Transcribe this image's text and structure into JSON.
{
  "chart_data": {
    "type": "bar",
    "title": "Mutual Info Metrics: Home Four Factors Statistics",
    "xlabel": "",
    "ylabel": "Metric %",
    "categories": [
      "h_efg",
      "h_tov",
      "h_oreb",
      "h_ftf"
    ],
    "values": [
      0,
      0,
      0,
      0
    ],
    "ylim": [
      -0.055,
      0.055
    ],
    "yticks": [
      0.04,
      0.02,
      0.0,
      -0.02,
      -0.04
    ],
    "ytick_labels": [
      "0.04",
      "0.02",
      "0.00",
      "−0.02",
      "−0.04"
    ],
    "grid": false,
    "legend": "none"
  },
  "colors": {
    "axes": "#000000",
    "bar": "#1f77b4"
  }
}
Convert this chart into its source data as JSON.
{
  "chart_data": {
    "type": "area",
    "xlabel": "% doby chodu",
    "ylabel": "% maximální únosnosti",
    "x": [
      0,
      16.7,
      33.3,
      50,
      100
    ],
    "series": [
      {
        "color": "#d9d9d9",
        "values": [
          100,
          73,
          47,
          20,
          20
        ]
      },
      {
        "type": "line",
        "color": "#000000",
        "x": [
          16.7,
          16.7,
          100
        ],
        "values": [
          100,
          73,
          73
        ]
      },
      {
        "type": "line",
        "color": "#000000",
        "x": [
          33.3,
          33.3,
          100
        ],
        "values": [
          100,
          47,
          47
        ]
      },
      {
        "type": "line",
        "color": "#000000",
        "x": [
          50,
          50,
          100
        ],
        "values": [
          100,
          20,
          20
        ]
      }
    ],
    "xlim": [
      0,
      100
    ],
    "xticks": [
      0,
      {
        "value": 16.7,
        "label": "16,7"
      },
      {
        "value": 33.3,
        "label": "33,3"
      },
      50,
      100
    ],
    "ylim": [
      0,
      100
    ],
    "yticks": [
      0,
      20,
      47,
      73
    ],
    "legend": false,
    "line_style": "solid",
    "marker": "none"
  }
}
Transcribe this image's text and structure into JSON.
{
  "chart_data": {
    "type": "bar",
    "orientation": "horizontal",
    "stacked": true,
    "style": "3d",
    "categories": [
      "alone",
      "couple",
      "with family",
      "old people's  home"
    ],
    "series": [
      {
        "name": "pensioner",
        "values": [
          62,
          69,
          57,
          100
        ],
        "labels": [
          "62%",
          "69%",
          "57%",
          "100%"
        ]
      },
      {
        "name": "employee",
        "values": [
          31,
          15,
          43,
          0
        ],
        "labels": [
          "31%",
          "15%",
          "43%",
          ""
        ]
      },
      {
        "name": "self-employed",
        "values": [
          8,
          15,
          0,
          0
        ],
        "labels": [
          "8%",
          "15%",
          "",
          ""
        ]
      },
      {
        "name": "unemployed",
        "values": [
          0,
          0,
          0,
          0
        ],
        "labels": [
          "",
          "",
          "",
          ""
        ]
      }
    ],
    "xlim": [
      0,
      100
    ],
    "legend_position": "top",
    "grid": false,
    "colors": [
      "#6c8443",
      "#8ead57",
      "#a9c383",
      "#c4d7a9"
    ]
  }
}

▸ **REQUIRED TASK**: Output all of the data again. Match it exactly.

▸ **ANSWER TO THIS EXERCISE**:
Transcribe this image's text and structure into JSON.
{
  "chart_data": {
    "type": "bar",
    "title": "Mutual Info Metrics: Home Four Factors Statistics",
    "xlabel": "",
    "ylabel": "Metric %",
    "categories": [
      "h_efg",
      "h_tov",
      "h_oreb",
      "h_ftf"
    ],
    "values": [
      0,
      0,
      0,
      0
    ],
    "ylim": [
      -0.055,
      0.055
    ],
    "yticks": [
      0.04,
      0.02,
      0.0,
      -0.02,
      -0.04
    ],
    "ytick_labels": [
      "0.04",
      "0.02",
      "0.00",
      "−0.02",
      "−0.04"
    ],
    "grid": false,
    "legend": "none"
  },
  "colors": {
    "axes": "#000000",
    "bar": "#1f77b4"
  }
}
Convert this chart into its source data as JSON.
{
  "chart_data": {
    "type": "area",
    "xlabel": "% doby chodu",
    "ylabel": "% maximální únosnosti",
    "x": [
      0,
      16.7,
      33.3,
      50,
      100
    ],
    "series": [
      {
        "color": "#d9d9d9",
        "values": [
          100,
          73,
          47,
          20,
          20
        ]
      },
      {
        "type": "line",
        "color": "#000000",
        "x": [
          16.7,
          16.7,
          100
        ],
        "values": [
          100,
          73,
          73
        ]
      },
      {
        "type": "line",
        "color": "#000000",
        "x": [
          33.3,
          33.3,
          100
        ],
        "values": [
          100,
          47,
          47
        ]
      },
      {
        "type": "line",
        "color": "#000000",
        "x": [
          50,
          50,
          100
        ],
        "values": [
          100,
          20,
          20
        ]
      }
    ],
    "xlim": [
      0,
      100
    ],
    "xticks": [
      0,
      {
        "value": 16.7,
        "label": "16,7"
      },
      {
        "value": 33.3,
        "label": "33,3"
      },
      50,
      100
    ],
    "ylim": [
      0,
      100
    ],
    "yticks": [
      0,
      20,
      47,
      73
    ],
    "legend": false,
    "line_style": "solid",
    "marker": "none"
  }
}
Transcribe this image's text and structure into JSON.
{
  "chart_data": {
    "type": "bar",
    "orientation": "horizontal",
    "stacked": true,
    "style": "3d",
    "categories": [
      "alone",
      "couple",
      "with family",
      "old people's  home"
    ],
    "series": [
      {
        "name": "pensioner",
        "values": [
          62,
          69,
          57,
          100
        ],
        "labels": [
          "62%",
          "69%",
          "57%",
          "100%"
        ]
      },
      {
        "name": "employee",
        "values": [
          31,
          15,
          43,
          0
        ],
        "labels": [
          "31%",
          "15%",
          "43%",
          ""
        ]
      },
      {
        "name": "self-employed",
        "values": [
          8,
          15,
          0,
          0
        ],
        "labels": [
          "8%",
          "15%",
          "",
          ""
        ]
      },
      {
        "name": "unemployed",
        "values": [
          0,
          0,
          0,
          0
        ],
        "labels": [
          "",
          "",
          "",
          ""
        ]
      }
    ],
    "xlim": [
      0,
      100
    ],
    "legend_position": "top",
    "grid": false,
    "colors": [
      "#6c8443",
      "#8ead57",
      "#a9c383",
      "#c4d7a9"
    ]
  }
}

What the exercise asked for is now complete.